## Task description
Filter this data down to the lines that hold "Voters", and copy them.

** START Supplied data **

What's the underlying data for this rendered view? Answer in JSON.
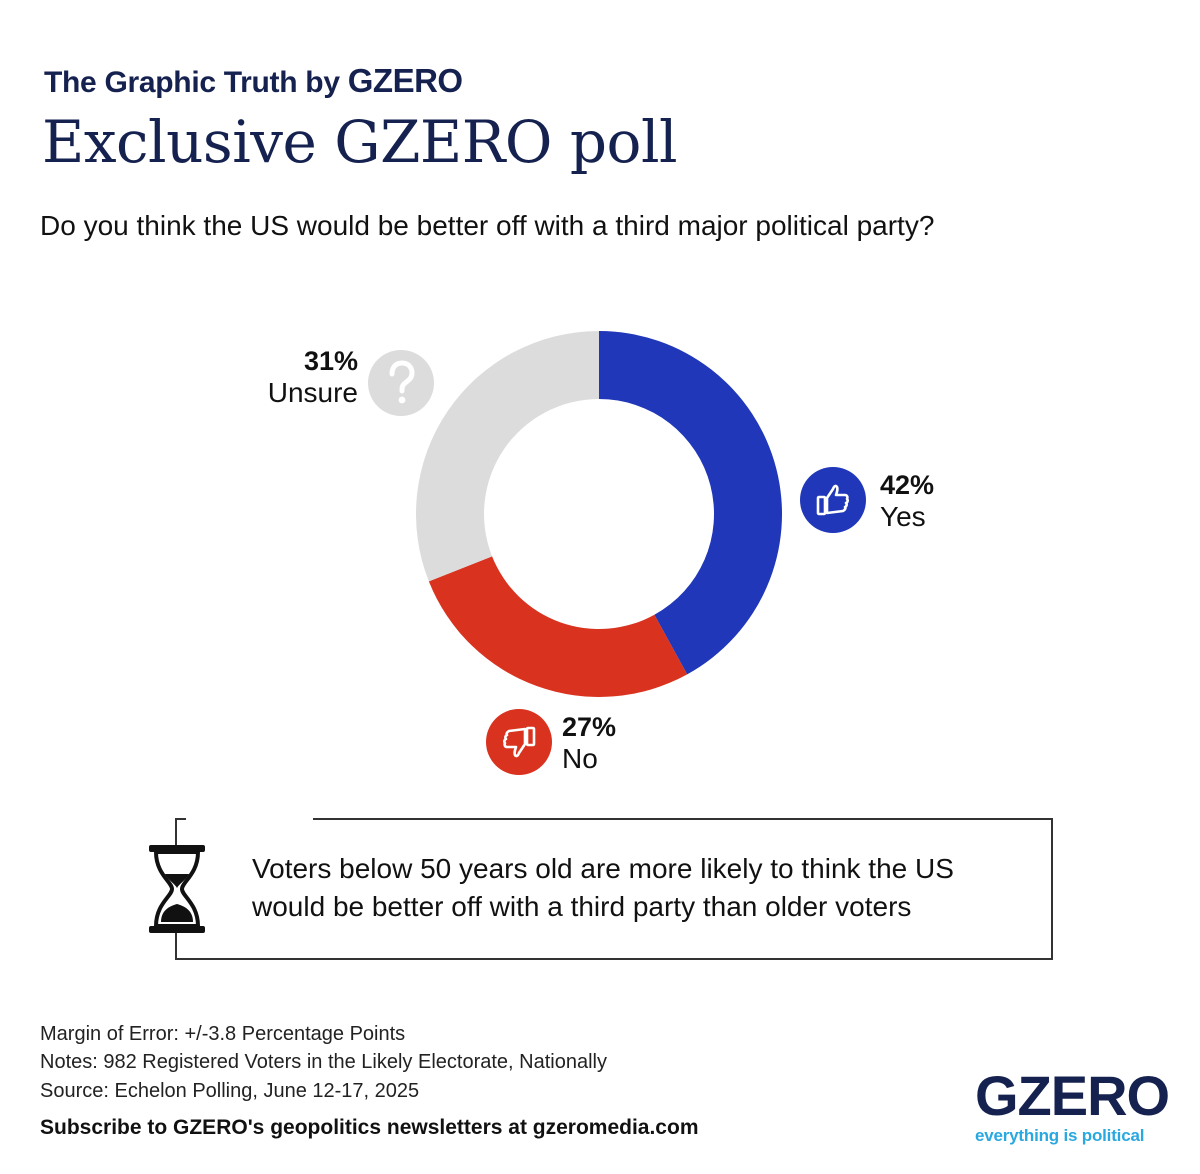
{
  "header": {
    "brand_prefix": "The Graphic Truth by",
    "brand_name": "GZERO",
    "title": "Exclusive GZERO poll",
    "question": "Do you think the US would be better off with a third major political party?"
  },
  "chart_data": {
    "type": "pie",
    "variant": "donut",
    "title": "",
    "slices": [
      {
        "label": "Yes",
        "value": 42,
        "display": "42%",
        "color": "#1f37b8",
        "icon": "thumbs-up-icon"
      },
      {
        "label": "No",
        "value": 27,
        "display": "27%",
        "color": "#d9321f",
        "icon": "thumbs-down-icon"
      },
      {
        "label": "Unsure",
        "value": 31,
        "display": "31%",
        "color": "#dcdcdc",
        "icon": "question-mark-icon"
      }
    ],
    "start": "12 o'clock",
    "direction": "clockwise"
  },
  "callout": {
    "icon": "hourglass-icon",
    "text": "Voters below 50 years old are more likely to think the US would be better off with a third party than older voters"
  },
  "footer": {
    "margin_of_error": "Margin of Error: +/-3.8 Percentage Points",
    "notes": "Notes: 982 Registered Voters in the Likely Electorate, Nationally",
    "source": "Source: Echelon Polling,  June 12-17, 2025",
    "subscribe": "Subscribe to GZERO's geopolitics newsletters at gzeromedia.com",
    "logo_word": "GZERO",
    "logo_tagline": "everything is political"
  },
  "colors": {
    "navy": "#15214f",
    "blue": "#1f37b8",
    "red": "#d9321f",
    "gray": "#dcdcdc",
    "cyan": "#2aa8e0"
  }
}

** END Supplied data **

## Answer to this exercise
    "text": "Voters below 50 years old are more likely to think the US would be better off with a third party than older voters"
    "notes": "Notes: 982 Registered Voters in the Likely Electorate, Nationally",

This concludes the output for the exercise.